◆ Task directions ◆
Identify the lines that contain the string "commence" and report only how many there are.

--- Begin Data for this task ---

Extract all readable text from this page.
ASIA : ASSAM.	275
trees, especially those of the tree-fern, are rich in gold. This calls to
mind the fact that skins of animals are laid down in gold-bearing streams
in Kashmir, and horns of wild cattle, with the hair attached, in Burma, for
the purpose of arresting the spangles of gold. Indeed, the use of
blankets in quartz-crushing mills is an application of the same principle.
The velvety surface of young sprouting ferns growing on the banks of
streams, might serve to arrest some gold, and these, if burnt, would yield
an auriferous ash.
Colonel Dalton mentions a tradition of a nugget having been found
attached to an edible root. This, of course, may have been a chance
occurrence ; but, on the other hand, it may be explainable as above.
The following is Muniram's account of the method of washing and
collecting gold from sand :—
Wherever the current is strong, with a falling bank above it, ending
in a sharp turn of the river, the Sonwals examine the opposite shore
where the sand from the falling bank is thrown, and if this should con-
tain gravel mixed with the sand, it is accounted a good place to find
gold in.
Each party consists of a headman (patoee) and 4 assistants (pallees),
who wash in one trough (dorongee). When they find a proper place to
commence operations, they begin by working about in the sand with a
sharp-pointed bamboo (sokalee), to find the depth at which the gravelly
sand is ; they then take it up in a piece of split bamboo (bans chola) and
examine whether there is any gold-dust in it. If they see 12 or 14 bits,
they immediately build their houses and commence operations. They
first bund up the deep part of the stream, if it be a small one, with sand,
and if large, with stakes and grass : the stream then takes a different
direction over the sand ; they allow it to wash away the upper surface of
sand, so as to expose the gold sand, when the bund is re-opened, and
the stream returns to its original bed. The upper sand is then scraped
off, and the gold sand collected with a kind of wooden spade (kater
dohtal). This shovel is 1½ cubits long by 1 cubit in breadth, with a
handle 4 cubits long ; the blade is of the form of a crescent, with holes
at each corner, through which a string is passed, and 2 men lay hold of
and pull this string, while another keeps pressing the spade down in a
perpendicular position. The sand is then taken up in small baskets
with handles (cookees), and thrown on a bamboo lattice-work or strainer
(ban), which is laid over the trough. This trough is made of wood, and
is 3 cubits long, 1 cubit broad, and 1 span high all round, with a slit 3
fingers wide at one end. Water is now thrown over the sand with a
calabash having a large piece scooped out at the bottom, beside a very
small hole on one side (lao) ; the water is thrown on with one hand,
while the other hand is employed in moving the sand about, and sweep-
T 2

--- End Data for this task ---
--- Begin Data for this task ---

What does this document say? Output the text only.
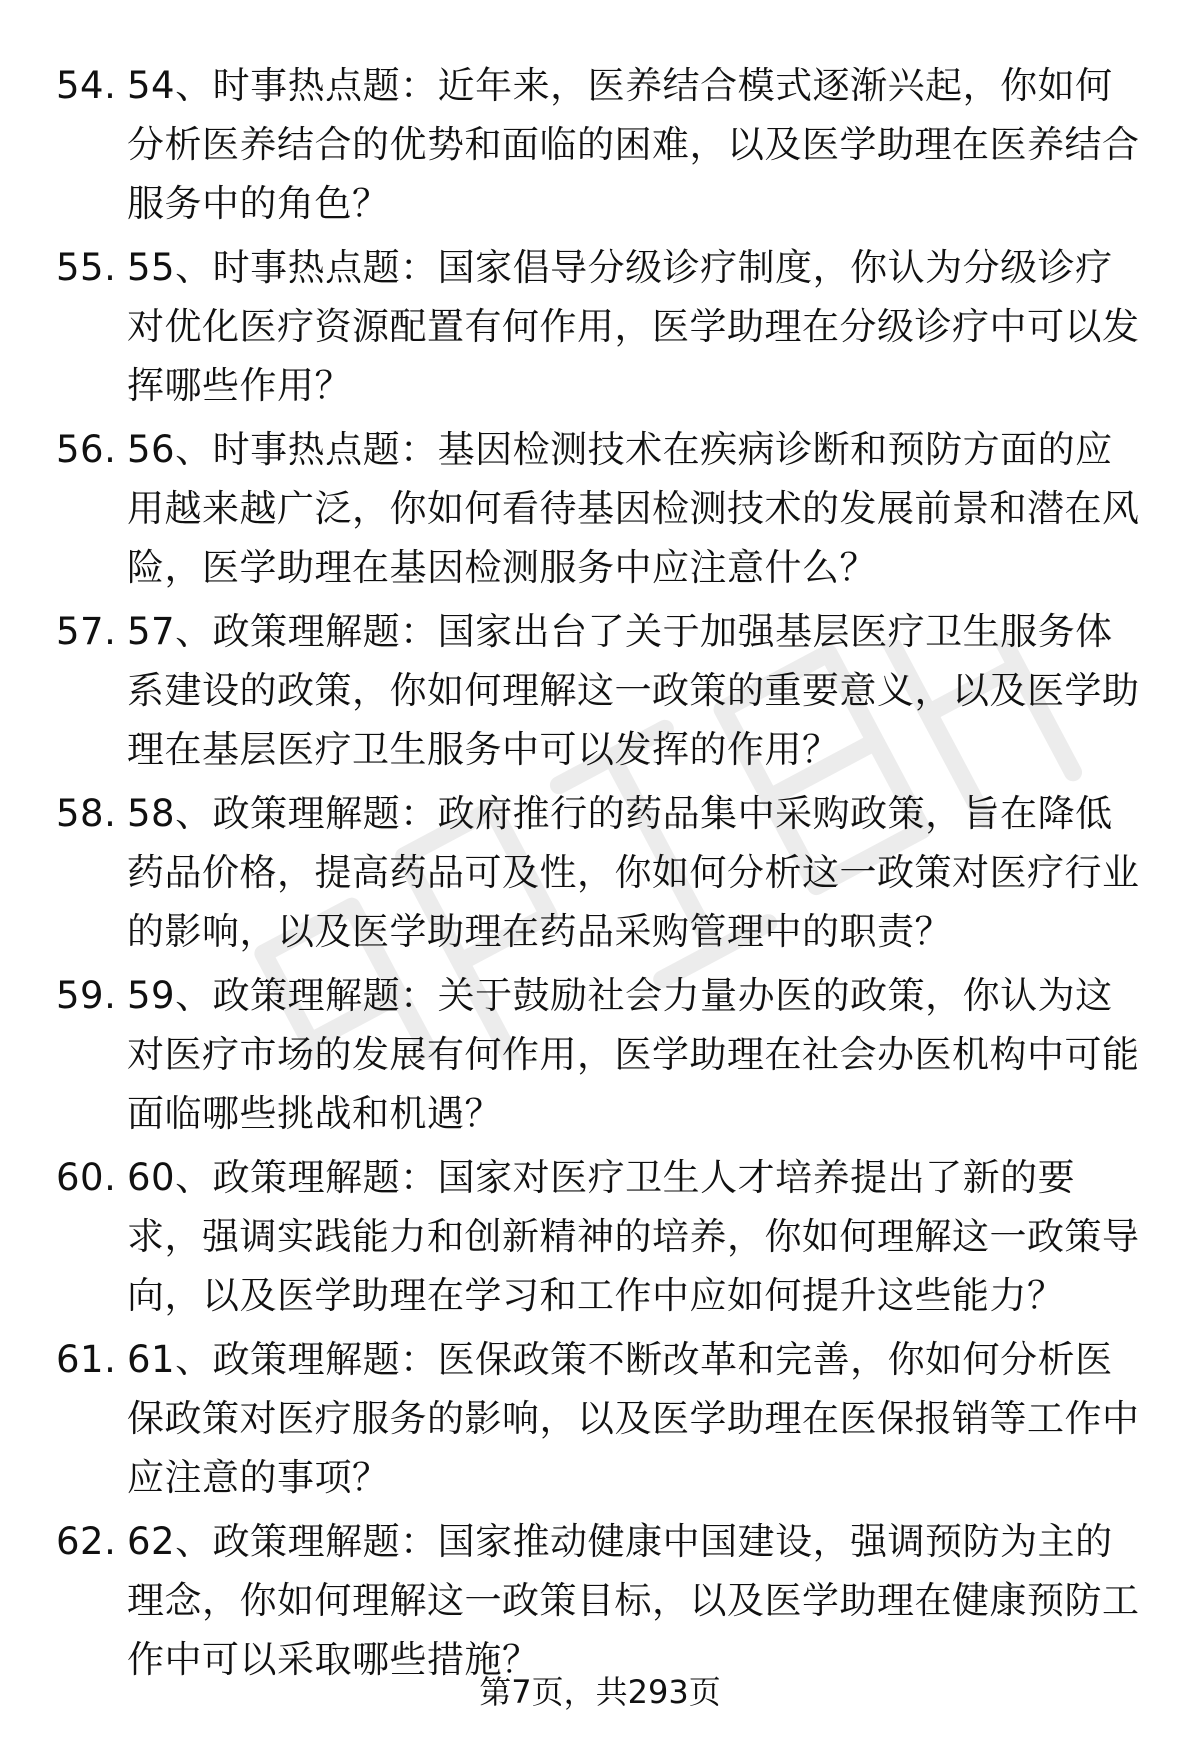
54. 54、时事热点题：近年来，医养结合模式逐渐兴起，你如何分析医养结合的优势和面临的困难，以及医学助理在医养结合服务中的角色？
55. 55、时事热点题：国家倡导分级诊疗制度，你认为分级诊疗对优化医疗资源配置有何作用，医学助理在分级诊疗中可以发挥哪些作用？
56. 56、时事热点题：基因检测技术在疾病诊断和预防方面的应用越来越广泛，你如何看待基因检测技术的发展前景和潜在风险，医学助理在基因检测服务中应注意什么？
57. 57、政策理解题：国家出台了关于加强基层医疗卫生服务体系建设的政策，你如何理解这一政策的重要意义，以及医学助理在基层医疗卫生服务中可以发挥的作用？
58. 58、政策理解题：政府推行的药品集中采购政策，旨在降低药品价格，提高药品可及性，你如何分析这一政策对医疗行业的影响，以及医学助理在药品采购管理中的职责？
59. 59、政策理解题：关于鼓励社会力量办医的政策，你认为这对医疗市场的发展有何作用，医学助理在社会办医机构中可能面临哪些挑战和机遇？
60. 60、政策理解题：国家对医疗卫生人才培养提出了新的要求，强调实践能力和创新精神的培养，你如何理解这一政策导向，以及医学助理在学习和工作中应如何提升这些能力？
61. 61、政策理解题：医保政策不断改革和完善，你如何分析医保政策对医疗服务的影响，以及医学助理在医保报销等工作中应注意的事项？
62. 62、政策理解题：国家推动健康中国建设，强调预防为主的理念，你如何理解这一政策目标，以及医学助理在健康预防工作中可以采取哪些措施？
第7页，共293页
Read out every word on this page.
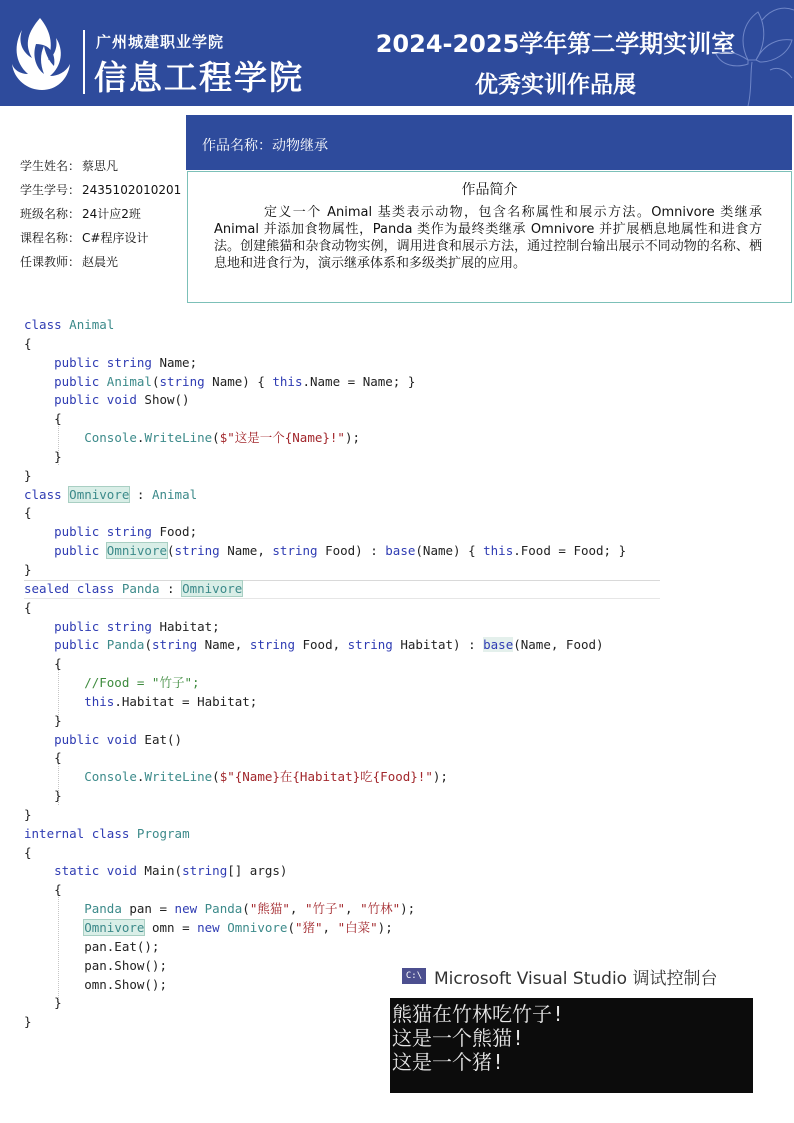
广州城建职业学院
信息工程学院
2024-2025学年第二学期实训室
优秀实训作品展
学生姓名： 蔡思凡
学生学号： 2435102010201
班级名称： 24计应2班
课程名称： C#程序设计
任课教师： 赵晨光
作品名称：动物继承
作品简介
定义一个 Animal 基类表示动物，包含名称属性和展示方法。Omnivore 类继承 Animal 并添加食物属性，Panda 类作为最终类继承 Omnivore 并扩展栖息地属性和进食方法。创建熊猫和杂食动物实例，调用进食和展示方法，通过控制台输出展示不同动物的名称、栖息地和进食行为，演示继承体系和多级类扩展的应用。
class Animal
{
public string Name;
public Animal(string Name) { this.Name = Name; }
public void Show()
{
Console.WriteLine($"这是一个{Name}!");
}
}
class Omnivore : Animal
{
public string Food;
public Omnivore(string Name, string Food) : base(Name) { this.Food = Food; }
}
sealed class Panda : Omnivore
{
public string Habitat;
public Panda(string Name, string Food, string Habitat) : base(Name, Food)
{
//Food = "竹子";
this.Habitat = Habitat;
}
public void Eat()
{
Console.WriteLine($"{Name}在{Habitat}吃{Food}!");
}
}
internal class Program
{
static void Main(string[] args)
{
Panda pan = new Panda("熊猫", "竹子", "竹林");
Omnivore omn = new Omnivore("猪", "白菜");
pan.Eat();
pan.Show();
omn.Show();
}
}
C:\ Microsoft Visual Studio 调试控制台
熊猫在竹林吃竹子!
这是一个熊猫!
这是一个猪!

--- End Data for this task ---
--- Begin Data for this task ---

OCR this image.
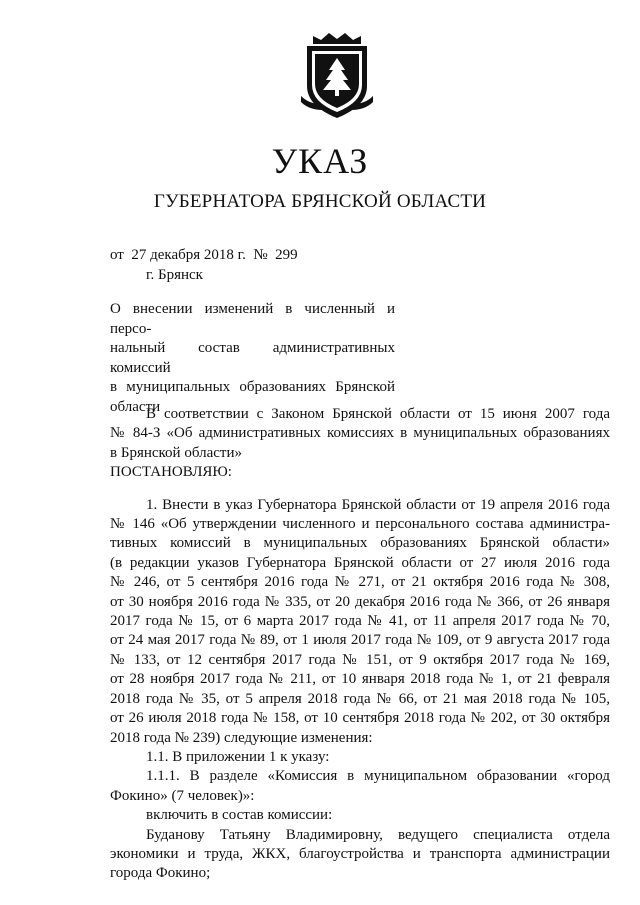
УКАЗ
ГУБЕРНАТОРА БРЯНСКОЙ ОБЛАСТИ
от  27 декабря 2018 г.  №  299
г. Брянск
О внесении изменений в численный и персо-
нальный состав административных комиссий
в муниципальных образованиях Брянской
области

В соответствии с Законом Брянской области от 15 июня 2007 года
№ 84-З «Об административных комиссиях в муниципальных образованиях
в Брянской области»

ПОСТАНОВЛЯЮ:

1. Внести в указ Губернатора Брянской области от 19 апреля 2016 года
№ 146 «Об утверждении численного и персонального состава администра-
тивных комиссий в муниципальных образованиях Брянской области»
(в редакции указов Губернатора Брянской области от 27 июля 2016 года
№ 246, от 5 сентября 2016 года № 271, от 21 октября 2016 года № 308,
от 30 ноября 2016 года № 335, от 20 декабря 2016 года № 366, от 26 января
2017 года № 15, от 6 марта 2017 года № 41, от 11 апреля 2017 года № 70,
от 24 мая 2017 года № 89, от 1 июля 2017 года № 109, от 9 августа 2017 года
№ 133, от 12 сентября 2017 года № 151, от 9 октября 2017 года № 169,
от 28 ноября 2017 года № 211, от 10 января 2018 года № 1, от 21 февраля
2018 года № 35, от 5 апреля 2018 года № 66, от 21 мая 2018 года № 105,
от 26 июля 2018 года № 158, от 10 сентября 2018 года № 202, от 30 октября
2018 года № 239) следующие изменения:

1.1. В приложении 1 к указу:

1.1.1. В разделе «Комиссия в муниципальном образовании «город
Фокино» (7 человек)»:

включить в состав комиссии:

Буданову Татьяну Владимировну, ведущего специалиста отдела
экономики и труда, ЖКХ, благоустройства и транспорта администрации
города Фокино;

--- End Data for this task ---

◆ Task response ◆
2